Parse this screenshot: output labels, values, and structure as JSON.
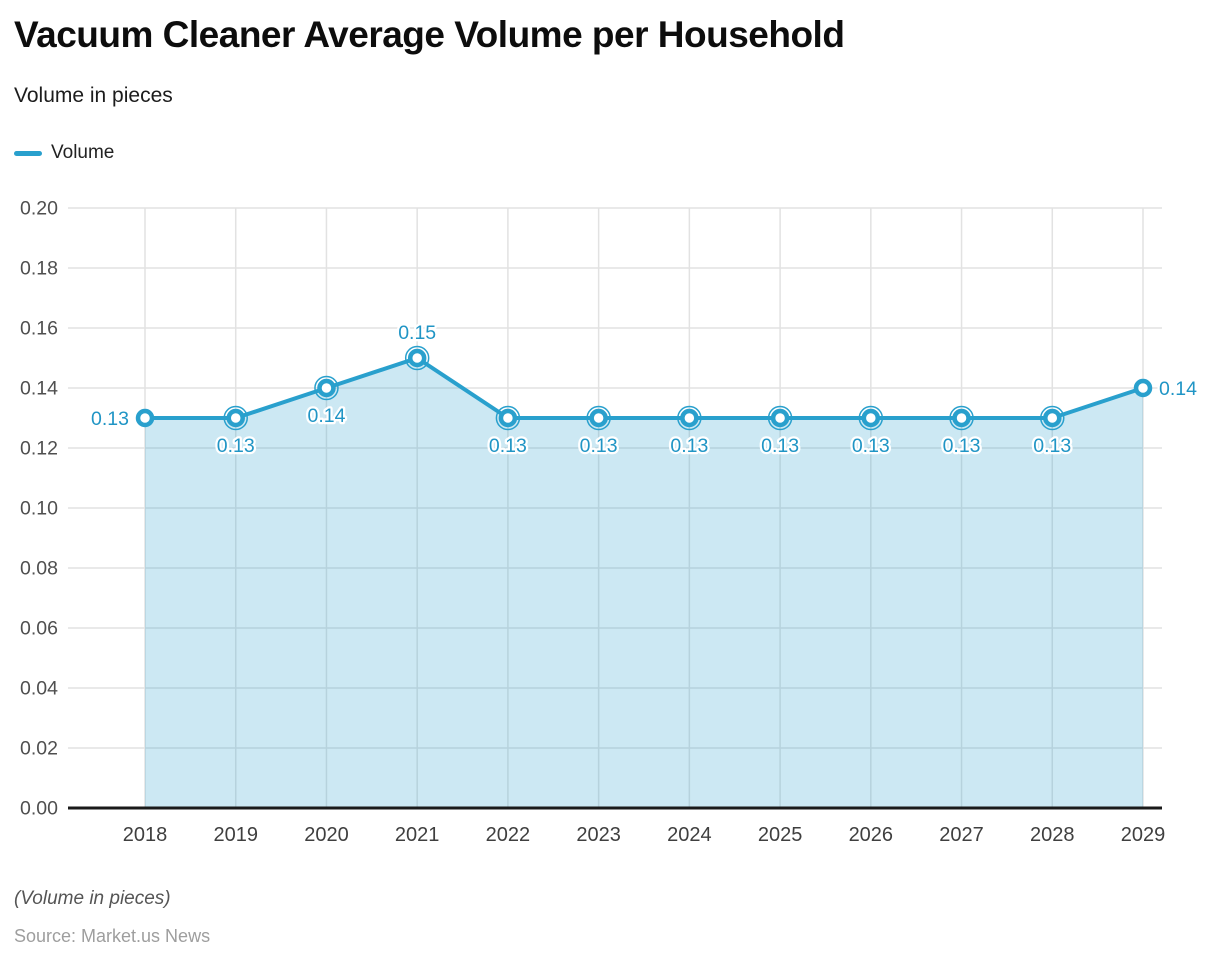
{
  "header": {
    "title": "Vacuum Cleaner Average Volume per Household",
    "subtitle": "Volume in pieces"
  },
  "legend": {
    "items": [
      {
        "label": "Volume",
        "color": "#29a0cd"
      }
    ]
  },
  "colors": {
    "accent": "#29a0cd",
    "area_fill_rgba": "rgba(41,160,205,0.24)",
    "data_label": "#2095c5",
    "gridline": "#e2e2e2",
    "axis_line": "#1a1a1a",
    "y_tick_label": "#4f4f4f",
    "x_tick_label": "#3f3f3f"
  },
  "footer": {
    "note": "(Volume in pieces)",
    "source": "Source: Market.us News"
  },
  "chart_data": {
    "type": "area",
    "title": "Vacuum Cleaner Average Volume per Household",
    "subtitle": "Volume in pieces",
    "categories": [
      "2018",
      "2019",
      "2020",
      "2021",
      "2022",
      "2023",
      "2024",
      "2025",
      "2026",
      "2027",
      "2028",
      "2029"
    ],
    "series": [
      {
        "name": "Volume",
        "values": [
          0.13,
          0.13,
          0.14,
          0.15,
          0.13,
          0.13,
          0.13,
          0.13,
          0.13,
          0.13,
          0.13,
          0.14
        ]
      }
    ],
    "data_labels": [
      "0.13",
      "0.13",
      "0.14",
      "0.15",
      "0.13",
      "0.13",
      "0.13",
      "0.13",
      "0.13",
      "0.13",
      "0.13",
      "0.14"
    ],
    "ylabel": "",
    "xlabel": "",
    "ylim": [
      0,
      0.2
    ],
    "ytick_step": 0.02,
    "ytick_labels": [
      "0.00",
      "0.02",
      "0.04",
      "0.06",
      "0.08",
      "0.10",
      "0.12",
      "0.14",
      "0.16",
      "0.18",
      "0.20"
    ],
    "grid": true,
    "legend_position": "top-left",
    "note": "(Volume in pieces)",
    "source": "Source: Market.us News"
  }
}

•••••

Out of the preceding entries, pull every line containing the string "values".

Solution for this problem:
Parse this screenshot: output labels, values, and structure as JSON.
        "values": [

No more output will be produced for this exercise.